(Task details) Present the data once more in exactly its original form.

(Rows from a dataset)
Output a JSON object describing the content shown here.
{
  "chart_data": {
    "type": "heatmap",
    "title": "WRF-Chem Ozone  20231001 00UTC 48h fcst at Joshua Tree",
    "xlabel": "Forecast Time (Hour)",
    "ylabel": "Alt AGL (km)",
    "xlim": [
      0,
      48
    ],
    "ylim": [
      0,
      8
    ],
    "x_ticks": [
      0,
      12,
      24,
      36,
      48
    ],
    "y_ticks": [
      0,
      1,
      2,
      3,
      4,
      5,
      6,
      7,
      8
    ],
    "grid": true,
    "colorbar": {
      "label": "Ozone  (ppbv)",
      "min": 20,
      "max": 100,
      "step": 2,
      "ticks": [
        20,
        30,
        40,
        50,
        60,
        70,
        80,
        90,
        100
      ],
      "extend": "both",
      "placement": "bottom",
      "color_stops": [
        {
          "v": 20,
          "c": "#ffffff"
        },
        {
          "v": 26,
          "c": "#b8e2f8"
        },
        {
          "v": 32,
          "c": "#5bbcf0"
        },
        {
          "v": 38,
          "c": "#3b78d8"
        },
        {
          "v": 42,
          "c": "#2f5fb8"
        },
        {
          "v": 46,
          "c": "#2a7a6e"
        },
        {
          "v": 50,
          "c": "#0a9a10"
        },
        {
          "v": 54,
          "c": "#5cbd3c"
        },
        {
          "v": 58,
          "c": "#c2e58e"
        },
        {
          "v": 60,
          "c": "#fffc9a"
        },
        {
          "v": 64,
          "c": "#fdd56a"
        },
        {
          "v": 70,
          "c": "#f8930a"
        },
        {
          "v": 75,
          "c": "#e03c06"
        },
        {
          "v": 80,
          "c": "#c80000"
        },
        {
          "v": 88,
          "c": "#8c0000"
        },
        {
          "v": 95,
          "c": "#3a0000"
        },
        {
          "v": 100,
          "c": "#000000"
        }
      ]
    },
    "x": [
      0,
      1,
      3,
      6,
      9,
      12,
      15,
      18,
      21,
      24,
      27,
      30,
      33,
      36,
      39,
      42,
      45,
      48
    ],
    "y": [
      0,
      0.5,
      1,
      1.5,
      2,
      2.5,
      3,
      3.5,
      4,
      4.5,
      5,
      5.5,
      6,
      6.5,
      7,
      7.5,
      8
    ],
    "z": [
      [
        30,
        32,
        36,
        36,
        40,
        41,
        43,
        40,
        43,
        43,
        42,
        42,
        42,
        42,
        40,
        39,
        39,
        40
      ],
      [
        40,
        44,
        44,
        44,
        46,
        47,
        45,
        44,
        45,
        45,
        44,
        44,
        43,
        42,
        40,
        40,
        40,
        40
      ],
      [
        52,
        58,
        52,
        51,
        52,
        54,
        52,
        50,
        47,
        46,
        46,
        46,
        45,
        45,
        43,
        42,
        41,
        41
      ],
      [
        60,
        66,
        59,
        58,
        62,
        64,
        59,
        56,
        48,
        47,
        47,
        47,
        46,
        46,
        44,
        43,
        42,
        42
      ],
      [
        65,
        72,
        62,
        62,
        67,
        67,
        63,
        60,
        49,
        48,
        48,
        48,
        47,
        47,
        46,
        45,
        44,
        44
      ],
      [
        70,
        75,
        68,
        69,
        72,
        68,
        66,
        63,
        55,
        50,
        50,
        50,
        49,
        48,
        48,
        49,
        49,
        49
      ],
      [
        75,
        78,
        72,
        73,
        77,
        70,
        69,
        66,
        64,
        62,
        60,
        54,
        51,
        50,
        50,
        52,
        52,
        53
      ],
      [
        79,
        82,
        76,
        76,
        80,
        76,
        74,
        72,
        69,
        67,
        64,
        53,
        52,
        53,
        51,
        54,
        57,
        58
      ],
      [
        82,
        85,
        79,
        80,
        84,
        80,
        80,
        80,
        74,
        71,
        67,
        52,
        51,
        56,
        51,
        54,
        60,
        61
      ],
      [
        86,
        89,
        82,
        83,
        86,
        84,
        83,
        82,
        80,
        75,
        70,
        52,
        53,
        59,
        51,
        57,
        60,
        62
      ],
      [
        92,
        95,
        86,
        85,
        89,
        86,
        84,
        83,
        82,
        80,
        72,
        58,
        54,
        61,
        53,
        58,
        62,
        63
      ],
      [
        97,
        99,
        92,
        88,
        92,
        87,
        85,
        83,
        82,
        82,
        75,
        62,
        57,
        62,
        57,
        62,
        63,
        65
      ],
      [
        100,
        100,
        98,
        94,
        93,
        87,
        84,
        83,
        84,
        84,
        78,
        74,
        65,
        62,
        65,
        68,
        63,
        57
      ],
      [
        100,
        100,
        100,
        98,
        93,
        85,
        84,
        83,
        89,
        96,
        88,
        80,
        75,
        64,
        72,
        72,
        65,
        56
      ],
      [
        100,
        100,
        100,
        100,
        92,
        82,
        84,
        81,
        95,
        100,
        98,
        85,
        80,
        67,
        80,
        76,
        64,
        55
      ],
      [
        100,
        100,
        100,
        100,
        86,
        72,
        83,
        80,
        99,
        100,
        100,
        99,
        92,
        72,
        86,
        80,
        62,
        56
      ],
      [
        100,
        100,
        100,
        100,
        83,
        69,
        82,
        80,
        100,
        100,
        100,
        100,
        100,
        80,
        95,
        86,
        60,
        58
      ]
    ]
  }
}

(Answer for this exercise)
Output a JSON object describing the content shown here.
{
  "chart_data": {
    "type": "heatmap",
    "title": "WRF-Chem Ozone  20231001 00UTC 48h fcst at Joshua Tree",
    "xlabel": "Forecast Time (Hour)",
    "ylabel": "Alt AGL (km)",
    "xlim": [
      0,
      48
    ],
    "ylim": [
      0,
      8
    ],
    "x_ticks": [
      0,
      12,
      24,
      36,
      48
    ],
    "y_ticks": [
      0,
      1,
      2,
      3,
      4,
      5,
      6,
      7,
      8
    ],
    "grid": true,
    "colorbar": {
      "label": "Ozone  (ppbv)",
      "min": 20,
      "max": 100,
      "step": 2,
      "ticks": [
        20,
        30,
        40,
        50,
        60,
        70,
        80,
        90,
        100
      ],
      "extend": "both",
      "placement": "bottom",
      "color_stops": [
        {
          "v": 20,
          "c": "#ffffff"
        },
        {
          "v": 26,
          "c": "#b8e2f8"
        },
        {
          "v": 32,
          "c": "#5bbcf0"
        },
        {
          "v": 38,
          "c": "#3b78d8"
        },
        {
          "v": 42,
          "c": "#2f5fb8"
        },
        {
          "v": 46,
          "c": "#2a7a6e"
        },
        {
          "v": 50,
          "c": "#0a9a10"
        },
        {
          "v": 54,
          "c": "#5cbd3c"
        },
        {
          "v": 58,
          "c": "#c2e58e"
        },
        {
          "v": 60,
          "c": "#fffc9a"
        },
        {
          "v": 64,
          "c": "#fdd56a"
        },
        {
          "v": 70,
          "c": "#f8930a"
        },
        {
          "v": 75,
          "c": "#e03c06"
        },
        {
          "v": 80,
          "c": "#c80000"
        },
        {
          "v": 88,
          "c": "#8c0000"
        },
        {
          "v": 95,
          "c": "#3a0000"
        },
        {
          "v": 100,
          "c": "#000000"
        }
      ]
    },
    "x": [
      0,
      1,
      3,
      6,
      9,
      12,
      15,
      18,
      21,
      24,
      27,
      30,
      33,
      36,
      39,
      42,
      45,
      48
    ],
    "y": [
      0,
      0.5,
      1,
      1.5,
      2,
      2.5,
      3,
      3.5,
      4,
      4.5,
      5,
      5.5,
      6,
      6.5,
      7,
      7.5,
      8
    ],
    "z": [
      [
        30,
        32,
        36,
        36,
        40,
        41,
        43,
        40,
        43,
        43,
        42,
        42,
        42,
        42,
        40,
        39,
        39,
        40
      ],
      [
        40,
        44,
        44,
        44,
        46,
        47,
        45,
        44,
        45,
        45,
        44,
        44,
        43,
        42,
        40,
        40,
        40,
        40
      ],
      [
        52,
        58,
        52,
        51,
        52,
        54,
        52,
        50,
        47,
        46,
        46,
        46,
        45,
        45,
        43,
        42,
        41,
        41
      ],
      [
        60,
        66,
        59,
        58,
        62,
        64,
        59,
        56,
        48,
        47,
        47,
        47,
        46,
        46,
        44,
        43,
        42,
        42
      ],
      [
        65,
        72,
        62,
        62,
        67,
        67,
        63,
        60,
        49,
        48,
        48,
        48,
        47,
        47,
        46,
        45,
        44,
        44
      ],
      [
        70,
        75,
        68,
        69,
        72,
        68,
        66,
        63,
        55,
        50,
        50,
        50,
        49,
        48,
        48,
        49,
        49,
        49
      ],
      [
        75,
        78,
        72,
        73,
        77,
        70,
        69,
        66,
        64,
        62,
        60,
        54,
        51,
        50,
        50,
        52,
        52,
        53
      ],
      [
        79,
        82,
        76,
        76,
        80,
        76,
        74,
        72,
        69,
        67,
        64,
        53,
        52,
        53,
        51,
        54,
        57,
        58
      ],
      [
        82,
        85,
        79,
        80,
        84,
        80,
        80,
        80,
        74,
        71,
        67,
        52,
        51,
        56,
        51,
        54,
        60,
        61
      ],
      [
        86,
        89,
        82,
        83,
        86,
        84,
        83,
        82,
        80,
        75,
        70,
        52,
        53,
        59,
        51,
        57,
        60,
        62
      ],
      [
        92,
        95,
        86,
        85,
        89,
        86,
        84,
        83,
        82,
        80,
        72,
        58,
        54,
        61,
        53,
        58,
        62,
        63
      ],
      [
        97,
        99,
        92,
        88,
        92,
        87,
        85,
        83,
        82,
        82,
        75,
        62,
        57,
        62,
        57,
        62,
        63,
        65
      ],
      [
        100,
        100,
        98,
        94,
        93,
        87,
        84,
        83,
        84,
        84,
        78,
        74,
        65,
        62,
        65,
        68,
        63,
        57
      ],
      [
        100,
        100,
        100,
        98,
        93,
        85,
        84,
        83,
        89,
        96,
        88,
        80,
        75,
        64,
        72,
        72,
        65,
        56
      ],
      [
        100,
        100,
        100,
        100,
        92,
        82,
        84,
        81,
        95,
        100,
        98,
        85,
        80,
        67,
        80,
        76,
        64,
        55
      ],
      [
        100,
        100,
        100,
        100,
        86,
        72,
        83,
        80,
        99,
        100,
        100,
        99,
        92,
        72,
        86,
        80,
        62,
        56
      ],
      [
        100,
        100,
        100,
        100,
        83,
        69,
        82,
        80,
        100,
        100,
        100,
        100,
        100,
        80,
        95,
        86,
        60,
        58
      ]
    ]
  }
}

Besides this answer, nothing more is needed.